◆ The task:
Copy out word for word the stretch of lines from the first one through the line that contains "illustration-page: 175 bbox=[1374, 972, 1397, 991]", including that line.

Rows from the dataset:
┄┄┄┄┄┄
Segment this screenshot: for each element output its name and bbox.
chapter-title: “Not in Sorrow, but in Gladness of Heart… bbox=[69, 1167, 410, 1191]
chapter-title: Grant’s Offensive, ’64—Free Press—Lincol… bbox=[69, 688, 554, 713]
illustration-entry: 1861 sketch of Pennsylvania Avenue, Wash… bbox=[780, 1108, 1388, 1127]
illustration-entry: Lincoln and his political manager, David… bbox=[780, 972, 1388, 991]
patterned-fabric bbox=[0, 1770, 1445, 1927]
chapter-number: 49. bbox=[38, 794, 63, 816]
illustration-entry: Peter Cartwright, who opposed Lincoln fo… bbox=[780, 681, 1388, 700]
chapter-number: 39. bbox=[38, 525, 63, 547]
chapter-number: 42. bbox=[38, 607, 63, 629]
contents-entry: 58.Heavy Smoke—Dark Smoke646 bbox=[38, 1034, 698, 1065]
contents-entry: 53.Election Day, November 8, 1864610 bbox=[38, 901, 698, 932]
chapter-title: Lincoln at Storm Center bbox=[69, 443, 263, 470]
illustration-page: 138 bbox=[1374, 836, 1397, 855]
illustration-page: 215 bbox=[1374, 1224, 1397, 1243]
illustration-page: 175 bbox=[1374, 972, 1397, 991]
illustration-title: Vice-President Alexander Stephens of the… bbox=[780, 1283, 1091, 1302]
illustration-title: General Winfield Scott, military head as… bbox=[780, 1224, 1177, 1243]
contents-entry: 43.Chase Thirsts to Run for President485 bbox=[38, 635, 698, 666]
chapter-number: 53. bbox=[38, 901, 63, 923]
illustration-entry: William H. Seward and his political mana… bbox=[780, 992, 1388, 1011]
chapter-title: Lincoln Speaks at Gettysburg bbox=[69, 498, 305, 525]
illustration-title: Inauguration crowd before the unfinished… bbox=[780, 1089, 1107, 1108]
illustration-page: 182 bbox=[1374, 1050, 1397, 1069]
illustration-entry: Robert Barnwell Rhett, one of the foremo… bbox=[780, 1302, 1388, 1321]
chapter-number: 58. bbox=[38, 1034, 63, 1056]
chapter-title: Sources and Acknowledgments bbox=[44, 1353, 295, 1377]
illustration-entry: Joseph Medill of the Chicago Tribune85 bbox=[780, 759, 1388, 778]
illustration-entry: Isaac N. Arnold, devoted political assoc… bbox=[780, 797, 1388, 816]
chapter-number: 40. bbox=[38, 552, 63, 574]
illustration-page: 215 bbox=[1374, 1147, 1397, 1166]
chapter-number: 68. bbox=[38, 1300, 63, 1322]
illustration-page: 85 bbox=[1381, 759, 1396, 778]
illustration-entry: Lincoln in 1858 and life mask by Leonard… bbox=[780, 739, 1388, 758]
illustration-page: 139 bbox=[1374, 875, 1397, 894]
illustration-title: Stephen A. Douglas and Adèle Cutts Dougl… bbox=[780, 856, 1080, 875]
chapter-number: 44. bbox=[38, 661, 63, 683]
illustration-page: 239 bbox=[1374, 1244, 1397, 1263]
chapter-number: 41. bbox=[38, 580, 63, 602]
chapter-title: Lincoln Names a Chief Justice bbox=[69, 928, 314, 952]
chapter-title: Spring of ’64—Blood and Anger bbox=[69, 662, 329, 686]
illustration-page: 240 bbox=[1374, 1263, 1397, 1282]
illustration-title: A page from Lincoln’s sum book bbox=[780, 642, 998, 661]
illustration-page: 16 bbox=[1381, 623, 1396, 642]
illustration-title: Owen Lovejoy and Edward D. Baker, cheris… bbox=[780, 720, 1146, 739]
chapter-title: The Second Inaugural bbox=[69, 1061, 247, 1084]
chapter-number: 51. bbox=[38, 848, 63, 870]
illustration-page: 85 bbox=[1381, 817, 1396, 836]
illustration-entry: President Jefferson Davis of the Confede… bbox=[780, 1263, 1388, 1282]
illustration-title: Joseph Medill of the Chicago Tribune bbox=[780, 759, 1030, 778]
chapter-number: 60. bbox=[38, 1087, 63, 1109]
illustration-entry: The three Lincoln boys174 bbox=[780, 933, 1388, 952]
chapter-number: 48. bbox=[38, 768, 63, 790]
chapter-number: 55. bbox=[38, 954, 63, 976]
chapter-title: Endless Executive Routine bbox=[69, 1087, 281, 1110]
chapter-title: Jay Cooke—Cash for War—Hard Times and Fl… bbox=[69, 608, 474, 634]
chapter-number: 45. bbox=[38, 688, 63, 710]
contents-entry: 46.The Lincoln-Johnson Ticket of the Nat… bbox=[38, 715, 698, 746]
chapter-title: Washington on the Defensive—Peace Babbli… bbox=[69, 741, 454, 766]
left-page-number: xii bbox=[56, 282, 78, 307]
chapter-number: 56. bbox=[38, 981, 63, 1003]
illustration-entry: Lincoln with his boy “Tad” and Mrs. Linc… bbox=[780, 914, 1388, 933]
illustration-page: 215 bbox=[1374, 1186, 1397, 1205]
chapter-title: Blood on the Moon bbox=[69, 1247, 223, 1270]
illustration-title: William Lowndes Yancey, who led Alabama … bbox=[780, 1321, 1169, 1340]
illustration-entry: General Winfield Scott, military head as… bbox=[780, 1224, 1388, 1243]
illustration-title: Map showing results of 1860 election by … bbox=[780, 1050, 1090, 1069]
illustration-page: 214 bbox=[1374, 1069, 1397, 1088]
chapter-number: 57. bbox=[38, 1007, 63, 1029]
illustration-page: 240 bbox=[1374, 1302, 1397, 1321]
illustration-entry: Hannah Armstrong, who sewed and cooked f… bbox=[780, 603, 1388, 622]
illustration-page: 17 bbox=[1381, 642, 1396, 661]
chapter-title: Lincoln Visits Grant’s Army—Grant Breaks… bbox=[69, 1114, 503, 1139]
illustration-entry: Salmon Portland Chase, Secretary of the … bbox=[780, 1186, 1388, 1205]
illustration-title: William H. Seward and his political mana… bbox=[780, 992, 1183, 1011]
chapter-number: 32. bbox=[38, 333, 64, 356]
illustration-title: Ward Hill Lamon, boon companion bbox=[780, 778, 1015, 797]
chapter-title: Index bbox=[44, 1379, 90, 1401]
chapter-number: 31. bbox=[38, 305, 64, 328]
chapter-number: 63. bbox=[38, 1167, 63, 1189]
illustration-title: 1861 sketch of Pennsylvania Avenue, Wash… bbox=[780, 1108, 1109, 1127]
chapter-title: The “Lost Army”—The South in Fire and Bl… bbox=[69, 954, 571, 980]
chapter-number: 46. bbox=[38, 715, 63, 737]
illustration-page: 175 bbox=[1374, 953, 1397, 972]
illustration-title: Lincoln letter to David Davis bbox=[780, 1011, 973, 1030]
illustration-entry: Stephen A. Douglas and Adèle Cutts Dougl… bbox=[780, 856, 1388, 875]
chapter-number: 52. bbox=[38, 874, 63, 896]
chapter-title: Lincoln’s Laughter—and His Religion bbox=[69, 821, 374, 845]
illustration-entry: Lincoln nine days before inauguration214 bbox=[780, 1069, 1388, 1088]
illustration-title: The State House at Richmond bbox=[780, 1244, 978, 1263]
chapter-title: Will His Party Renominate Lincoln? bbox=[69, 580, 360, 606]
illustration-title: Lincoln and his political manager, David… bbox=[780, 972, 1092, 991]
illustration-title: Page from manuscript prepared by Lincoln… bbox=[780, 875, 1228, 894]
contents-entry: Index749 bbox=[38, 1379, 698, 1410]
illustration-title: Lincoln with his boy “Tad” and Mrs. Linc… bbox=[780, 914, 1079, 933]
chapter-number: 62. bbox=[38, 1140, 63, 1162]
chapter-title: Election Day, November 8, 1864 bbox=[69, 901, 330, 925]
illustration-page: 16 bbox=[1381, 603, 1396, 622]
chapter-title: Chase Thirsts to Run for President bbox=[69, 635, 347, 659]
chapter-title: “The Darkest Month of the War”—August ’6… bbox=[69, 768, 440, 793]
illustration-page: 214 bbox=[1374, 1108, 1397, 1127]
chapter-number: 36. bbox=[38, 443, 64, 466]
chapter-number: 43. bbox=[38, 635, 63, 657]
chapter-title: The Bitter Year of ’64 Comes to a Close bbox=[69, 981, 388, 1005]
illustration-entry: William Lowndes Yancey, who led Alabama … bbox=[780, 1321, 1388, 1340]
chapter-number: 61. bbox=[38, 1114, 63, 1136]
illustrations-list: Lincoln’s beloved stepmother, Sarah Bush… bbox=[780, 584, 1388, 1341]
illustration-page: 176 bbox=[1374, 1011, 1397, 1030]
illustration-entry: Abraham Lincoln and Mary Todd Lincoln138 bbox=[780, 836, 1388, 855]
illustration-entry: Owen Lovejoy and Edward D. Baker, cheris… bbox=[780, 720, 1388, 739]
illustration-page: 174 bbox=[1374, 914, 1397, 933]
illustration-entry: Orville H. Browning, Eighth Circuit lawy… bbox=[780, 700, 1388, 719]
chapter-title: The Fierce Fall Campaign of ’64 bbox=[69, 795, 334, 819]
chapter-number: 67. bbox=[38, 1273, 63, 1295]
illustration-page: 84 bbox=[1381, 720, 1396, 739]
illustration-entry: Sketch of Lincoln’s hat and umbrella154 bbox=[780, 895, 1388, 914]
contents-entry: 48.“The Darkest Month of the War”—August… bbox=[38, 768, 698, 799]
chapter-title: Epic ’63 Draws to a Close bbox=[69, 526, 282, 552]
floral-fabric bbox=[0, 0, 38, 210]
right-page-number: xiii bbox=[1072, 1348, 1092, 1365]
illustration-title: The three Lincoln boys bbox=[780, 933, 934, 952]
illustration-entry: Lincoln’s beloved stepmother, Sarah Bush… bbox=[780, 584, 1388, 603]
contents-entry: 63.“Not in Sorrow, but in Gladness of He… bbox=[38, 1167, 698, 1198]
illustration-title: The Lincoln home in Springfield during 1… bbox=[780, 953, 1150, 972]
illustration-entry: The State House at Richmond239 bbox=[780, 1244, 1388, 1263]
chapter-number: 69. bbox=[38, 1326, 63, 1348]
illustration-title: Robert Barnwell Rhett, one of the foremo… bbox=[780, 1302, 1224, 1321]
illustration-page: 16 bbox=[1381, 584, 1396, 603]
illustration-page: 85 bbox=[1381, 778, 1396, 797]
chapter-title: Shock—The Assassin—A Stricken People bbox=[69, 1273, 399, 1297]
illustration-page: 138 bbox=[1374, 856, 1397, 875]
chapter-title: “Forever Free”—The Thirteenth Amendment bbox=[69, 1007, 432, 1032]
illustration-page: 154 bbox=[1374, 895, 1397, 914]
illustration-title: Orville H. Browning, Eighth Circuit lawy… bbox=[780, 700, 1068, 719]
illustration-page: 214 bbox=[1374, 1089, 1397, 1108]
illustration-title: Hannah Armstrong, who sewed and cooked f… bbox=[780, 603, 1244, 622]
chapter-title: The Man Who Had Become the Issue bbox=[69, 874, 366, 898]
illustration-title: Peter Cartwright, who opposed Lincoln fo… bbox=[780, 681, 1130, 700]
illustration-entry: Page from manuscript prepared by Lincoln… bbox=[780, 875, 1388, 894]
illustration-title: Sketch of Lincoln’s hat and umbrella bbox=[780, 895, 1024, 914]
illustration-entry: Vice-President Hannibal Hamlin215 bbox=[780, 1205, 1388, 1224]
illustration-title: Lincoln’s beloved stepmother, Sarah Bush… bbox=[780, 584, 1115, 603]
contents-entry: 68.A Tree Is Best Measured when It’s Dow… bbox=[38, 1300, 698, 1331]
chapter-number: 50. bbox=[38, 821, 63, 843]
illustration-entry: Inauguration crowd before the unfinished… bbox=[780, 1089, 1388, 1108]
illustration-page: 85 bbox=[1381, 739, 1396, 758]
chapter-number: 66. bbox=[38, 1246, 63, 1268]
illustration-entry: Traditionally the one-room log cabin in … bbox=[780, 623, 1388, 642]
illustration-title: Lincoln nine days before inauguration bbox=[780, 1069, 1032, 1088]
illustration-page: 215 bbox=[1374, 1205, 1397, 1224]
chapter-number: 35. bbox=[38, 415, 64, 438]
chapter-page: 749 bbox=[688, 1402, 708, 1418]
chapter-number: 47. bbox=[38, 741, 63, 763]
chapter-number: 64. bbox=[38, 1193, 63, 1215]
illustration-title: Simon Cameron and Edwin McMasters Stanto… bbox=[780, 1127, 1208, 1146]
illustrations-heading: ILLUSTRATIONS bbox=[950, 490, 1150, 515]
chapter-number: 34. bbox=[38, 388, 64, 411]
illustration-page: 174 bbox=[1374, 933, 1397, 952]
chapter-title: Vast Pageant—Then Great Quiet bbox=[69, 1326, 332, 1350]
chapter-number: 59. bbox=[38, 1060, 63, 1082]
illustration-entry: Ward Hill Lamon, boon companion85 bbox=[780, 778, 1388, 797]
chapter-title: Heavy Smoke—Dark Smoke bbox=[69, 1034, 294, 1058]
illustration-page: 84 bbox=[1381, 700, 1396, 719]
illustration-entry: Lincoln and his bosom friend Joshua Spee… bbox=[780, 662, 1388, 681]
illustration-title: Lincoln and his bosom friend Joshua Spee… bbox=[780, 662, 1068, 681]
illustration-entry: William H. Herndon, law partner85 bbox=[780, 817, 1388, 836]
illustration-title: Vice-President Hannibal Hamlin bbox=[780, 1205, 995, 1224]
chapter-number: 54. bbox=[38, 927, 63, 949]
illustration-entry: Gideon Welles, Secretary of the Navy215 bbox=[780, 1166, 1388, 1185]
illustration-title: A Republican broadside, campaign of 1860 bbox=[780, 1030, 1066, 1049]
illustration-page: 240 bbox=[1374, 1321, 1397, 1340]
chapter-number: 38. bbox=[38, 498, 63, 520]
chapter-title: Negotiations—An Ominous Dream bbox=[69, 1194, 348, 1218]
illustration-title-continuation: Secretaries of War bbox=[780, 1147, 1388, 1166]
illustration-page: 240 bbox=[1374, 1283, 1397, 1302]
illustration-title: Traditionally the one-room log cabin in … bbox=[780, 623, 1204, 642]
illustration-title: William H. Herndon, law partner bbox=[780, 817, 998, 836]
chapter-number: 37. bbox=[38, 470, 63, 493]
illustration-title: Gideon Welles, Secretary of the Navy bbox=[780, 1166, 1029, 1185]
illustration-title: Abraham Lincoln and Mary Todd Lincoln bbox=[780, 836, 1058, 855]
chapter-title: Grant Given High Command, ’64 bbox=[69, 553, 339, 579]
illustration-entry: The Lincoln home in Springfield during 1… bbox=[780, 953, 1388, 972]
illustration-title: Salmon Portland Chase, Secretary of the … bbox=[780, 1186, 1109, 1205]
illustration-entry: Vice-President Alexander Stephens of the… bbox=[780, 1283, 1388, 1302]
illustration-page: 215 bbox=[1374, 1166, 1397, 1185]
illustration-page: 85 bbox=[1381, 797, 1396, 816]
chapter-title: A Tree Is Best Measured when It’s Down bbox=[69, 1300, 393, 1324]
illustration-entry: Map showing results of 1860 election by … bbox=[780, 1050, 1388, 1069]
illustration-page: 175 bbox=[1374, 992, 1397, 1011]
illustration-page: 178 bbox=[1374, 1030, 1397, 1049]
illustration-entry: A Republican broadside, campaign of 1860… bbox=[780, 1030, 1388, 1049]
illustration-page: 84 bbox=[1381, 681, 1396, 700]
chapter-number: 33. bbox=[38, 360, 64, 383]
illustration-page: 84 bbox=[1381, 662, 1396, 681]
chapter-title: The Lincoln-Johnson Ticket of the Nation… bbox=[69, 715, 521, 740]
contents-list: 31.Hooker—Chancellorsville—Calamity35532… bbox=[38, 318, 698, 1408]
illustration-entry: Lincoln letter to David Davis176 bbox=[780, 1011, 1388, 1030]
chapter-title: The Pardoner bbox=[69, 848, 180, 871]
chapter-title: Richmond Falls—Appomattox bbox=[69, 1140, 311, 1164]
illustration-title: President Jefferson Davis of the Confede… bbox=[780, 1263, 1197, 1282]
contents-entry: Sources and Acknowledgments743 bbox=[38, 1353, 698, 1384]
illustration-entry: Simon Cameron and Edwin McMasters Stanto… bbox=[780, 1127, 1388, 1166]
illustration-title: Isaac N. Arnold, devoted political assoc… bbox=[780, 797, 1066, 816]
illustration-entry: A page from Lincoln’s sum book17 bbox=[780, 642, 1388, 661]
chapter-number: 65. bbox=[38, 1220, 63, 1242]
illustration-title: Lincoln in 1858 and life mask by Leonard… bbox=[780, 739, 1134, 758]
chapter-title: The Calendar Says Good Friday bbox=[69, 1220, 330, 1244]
┄┄┄┄┄┄
◆ Answer to this task:
Segment this screenshot: for each element output its name and bbox.
chapter-title: “Not in Sorrow, but in Gladness of Heart… bbox=[69, 1167, 410, 1191]
chapter-title: Grant’s Offensive, ’64—Free Press—Lincol… bbox=[69, 688, 554, 713]
illustration-entry: 1861 sketch of Pennsylvania Avenue, Wash… bbox=[780, 1108, 1388, 1127]
illustration-entry: Lincoln and his political manager, David… bbox=[780, 972, 1388, 991]
patterned-fabric bbox=[0, 1770, 1445, 1927]
chapter-number: 49. bbox=[38, 794, 63, 816]
illustration-entry: Peter Cartwright, who opposed Lincoln fo… bbox=[780, 681, 1388, 700]
chapter-number: 39. bbox=[38, 525, 63, 547]
chapter-number: 42. bbox=[38, 607, 63, 629]
contents-entry: 58.Heavy Smoke—Dark Smoke646 bbox=[38, 1034, 698, 1065]
contents-entry: 53.Election Day, November 8, 1864610 bbox=[38, 901, 698, 932]
chapter-title: Lincoln at Storm Center bbox=[69, 443, 263, 470]
illustration-page: 138 bbox=[1374, 836, 1397, 855]
illustration-page: 215 bbox=[1374, 1224, 1397, 1243]
illustration-page: 175 bbox=[1374, 972, 1397, 991]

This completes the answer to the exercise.